## INSTRUCTIONS TO FOLLOW
Copy each line that has the string "Winnings" somewhere in it.
-=-=-
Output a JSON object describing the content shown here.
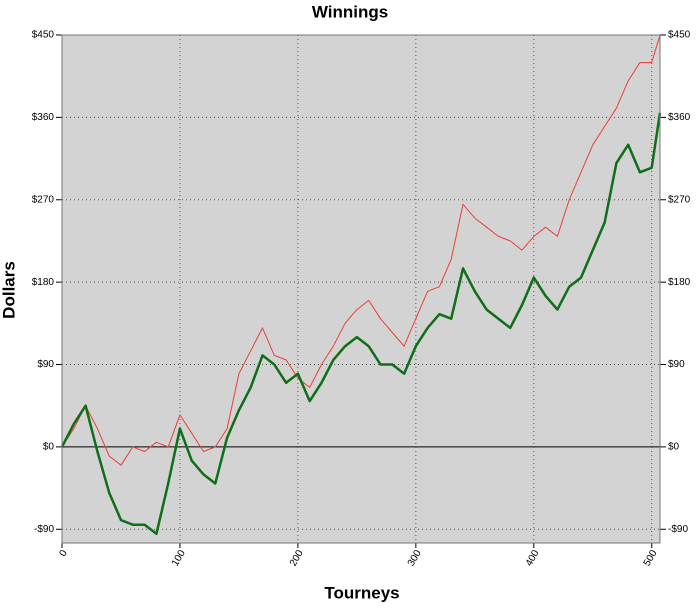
{
  "chart_data": {
    "type": "line",
    "title": "Winnings",
    "x_label": "Tourneys",
    "y_label": "Dollars",
    "x": [
      0,
      10,
      20,
      30,
      40,
      50,
      60,
      70,
      80,
      90,
      100,
      110,
      120,
      130,
      140,
      150,
      160,
      170,
      180,
      190,
      200,
      210,
      220,
      230,
      240,
      250,
      260,
      270,
      280,
      290,
      300,
      310,
      320,
      330,
      340,
      350,
      360,
      370,
      380,
      390,
      400,
      410,
      420,
      430,
      440,
      450,
      460,
      470,
      480,
      490,
      500,
      507
    ],
    "series": [
      {
        "name": "Winnings (red)",
        "color": "#e8403a",
        "width": 1,
        "values": [
          0,
          20,
          45,
          20,
          -10,
          -20,
          0,
          -5,
          5,
          0,
          35,
          15,
          -5,
          0,
          20,
          80,
          105,
          130,
          100,
          95,
          75,
          65,
          90,
          110,
          135,
          150,
          160,
          140,
          125,
          110,
          140,
          170,
          175,
          205,
          265,
          250,
          240,
          230,
          225,
          215,
          230,
          240,
          230,
          270,
          300,
          330,
          350,
          370,
          400,
          420,
          420,
          450
        ]
      },
      {
        "name": "Winnings (green)",
        "color": "#0f6e17",
        "width": 2.5,
        "values": [
          0,
          25,
          45,
          -5,
          -50,
          -80,
          -85,
          -85,
          -95,
          -40,
          20,
          -15,
          -30,
          -40,
          10,
          40,
          65,
          100,
          90,
          70,
          80,
          50,
          70,
          95,
          110,
          120,
          110,
          90,
          90,
          80,
          110,
          130,
          145,
          140,
          195,
          170,
          150,
          140,
          130,
          155,
          185,
          165,
          150,
          175,
          185,
          215,
          245,
          310,
          330,
          300,
          305,
          365
        ]
      }
    ],
    "xlim": [
      0,
      507
    ],
    "ylim": [
      -105,
      450
    ],
    "xticks": [
      0,
      100,
      200,
      300,
      400,
      500
    ],
    "yticks": [
      {
        "value": -90,
        "label": "-$90"
      },
      {
        "value": 0,
        "label": "$0"
      },
      {
        "value": 90,
        "label": "$90"
      },
      {
        "value": 180,
        "label": "$180"
      },
      {
        "value": 270,
        "label": "$270"
      },
      {
        "value": 360,
        "label": "$360"
      },
      {
        "value": 450,
        "label": "$450"
      }
    ],
    "grid": true,
    "mirror_y_labels": true,
    "plot_background": "#d3d3d3"
  }
}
-=-=-
## EXPECTED ANSWER
    "title": "Winnings",
        "name": "Winnings (red)",
        "name": "Winnings (green)",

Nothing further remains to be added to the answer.